**Task prompt**
It is required that all of the data be written out exactly.

**Listing**
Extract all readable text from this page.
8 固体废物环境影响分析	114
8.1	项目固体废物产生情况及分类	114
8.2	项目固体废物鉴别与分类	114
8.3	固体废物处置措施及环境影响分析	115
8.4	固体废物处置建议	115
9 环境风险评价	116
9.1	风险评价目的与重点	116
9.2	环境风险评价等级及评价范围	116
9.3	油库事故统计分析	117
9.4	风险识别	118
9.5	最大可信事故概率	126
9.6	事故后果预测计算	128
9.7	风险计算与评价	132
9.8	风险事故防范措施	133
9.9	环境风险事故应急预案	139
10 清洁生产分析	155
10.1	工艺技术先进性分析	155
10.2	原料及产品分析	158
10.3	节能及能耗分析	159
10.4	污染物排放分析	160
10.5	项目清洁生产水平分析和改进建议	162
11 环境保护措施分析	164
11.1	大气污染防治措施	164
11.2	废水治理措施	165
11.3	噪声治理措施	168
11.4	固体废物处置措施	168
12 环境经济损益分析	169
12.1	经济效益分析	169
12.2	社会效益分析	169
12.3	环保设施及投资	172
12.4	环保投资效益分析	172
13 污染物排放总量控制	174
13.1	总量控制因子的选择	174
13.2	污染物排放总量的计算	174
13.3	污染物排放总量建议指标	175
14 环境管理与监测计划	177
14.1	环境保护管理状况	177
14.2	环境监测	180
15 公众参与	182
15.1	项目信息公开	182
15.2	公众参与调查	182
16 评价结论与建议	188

**Complete output**
Extract all readable text from this page.
8 固体废物环境影响分析	114
8.1	项目固体废物产生情况及分类	114
8.2	项目固体废物鉴别与分类	114
8.3	固体废物处置措施及环境影响分析	115
8.4	固体废物处置建议	115
9 环境风险评价	116
9.1	风险评价目的与重点	116
9.2	环境风险评价等级及评价范围	116
9.3	油库事故统计分析	117
9.4	风险识别	118
9.5	最大可信事故概率	126
9.6	事故后果预测计算	128
9.7	风险计算与评价	132
9.8	风险事故防范措施	133
9.9	环境风险事故应急预案	139
10 清洁生产分析	155
10.1	工艺技术先进性分析	155
10.2	原料及产品分析	158
10.3	节能及能耗分析	159
10.4	污染物排放分析	160
10.5	项目清洁生产水平分析和改进建议	162
11 环境保护措施分析	164
11.1	大气污染防治措施	164
11.2	废水治理措施	165
11.3	噪声治理措施	168
11.4	固体废物处置措施	168
12 环境经济损益分析	169
12.1	经济效益分析	169
12.2	社会效益分析	169
12.3	环保设施及投资	172
12.4	环保投资效益分析	172
13 污染物排放总量控制	174
13.1	总量控制因子的选择	174
13.2	污染物排放总量的计算	174
13.3	污染物排放总量建议指标	175
14 环境管理与监测计划	177
14.1	环境保护管理状况	177
14.2	环境监测	180
15 公众参与	182
15.1	项目信息公开	182
15.2	公众参与调查	182
16 评价结论与建议	188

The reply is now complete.